◆ What is required
Return the material exactly as supplied, apart from the pictures, which are omitted.

:: Data to process

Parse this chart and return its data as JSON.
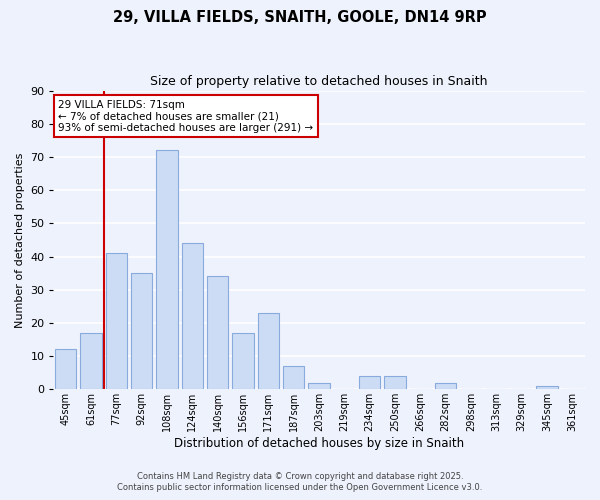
{
  "title": "29, VILLA FIELDS, SNAITH, GOOLE, DN14 9RP",
  "subtitle": "Size of property relative to detached houses in Snaith",
  "xlabel": "Distribution of detached houses by size in Snaith",
  "ylabel": "Number of detached properties",
  "bar_color": "#ccdcf5",
  "bar_edge_color": "#88aadd",
  "background_color": "#eef2fc",
  "grid_color": "#ffffff",
  "bins": [
    "45sqm",
    "61sqm",
    "77sqm",
    "92sqm",
    "108sqm",
    "124sqm",
    "140sqm",
    "156sqm",
    "171sqm",
    "187sqm",
    "203sqm",
    "219sqm",
    "234sqm",
    "250sqm",
    "266sqm",
    "282sqm",
    "298sqm",
    "313sqm",
    "329sqm",
    "345sqm",
    "361sqm"
  ],
  "values": [
    12,
    17,
    41,
    35,
    72,
    44,
    34,
    17,
    23,
    7,
    2,
    0,
    4,
    4,
    0,
    2,
    0,
    0,
    0,
    1,
    0
  ],
  "ylim": [
    0,
    90
  ],
  "yticks": [
    0,
    10,
    20,
    30,
    40,
    50,
    60,
    70,
    80,
    90
  ],
  "vline_color": "#cc0000",
  "vline_bin_index": 2,
  "annotation_line1": "29 VILLA FIELDS: 71sqm",
  "annotation_line2": "← 7% of detached houses are smaller (21)",
  "annotation_line3": "93% of semi-detached houses are larger (291) →",
  "footer_line1": "Contains HM Land Registry data © Crown copyright and database right 2025.",
  "footer_line2": "Contains public sector information licensed under the Open Government Licence v3.0."
}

::::

◆ Response below
Parse this chart and return its data as JSON.
{
  "title": "29, VILLA FIELDS, SNAITH, GOOLE, DN14 9RP",
  "subtitle": "Size of property relative to detached houses in Snaith",
  "xlabel": "Distribution of detached houses by size in Snaith",
  "ylabel": "Number of detached properties",
  "bar_color": "#ccdcf5",
  "bar_edge_color": "#88aadd",
  "background_color": "#eef2fc",
  "grid_color": "#ffffff",
  "bins": [
    "45sqm",
    "61sqm",
    "77sqm",
    "92sqm",
    "108sqm",
    "124sqm",
    "140sqm",
    "156sqm",
    "171sqm",
    "187sqm",
    "203sqm",
    "219sqm",
    "234sqm",
    "250sqm",
    "266sqm",
    "282sqm",
    "298sqm",
    "313sqm",
    "329sqm",
    "345sqm",
    "361sqm"
  ],
  "values": [
    12,
    17,
    41,
    35,
    72,
    44,
    34,
    17,
    23,
    7,
    2,
    0,
    4,
    4,
    0,
    2,
    0,
    0,
    0,
    1,
    0
  ],
  "ylim": [
    0,
    90
  ],
  "yticks": [
    0,
    10,
    20,
    30,
    40,
    50,
    60,
    70,
    80,
    90
  ],
  "vline_color": "#cc0000",
  "vline_bin_index": 2,
  "annotation_line1": "29 VILLA FIELDS: 71sqm",
  "annotation_line2": "← 7% of detached houses are smaller (21)",
  "annotation_line3": "93% of semi-detached houses are larger (291) →",
  "footer_line1": "Contains HM Land Registry data © Crown copyright and database right 2025.",
  "footer_line2": "Contains public sector information licensed under the Open Government Licence v3.0."
}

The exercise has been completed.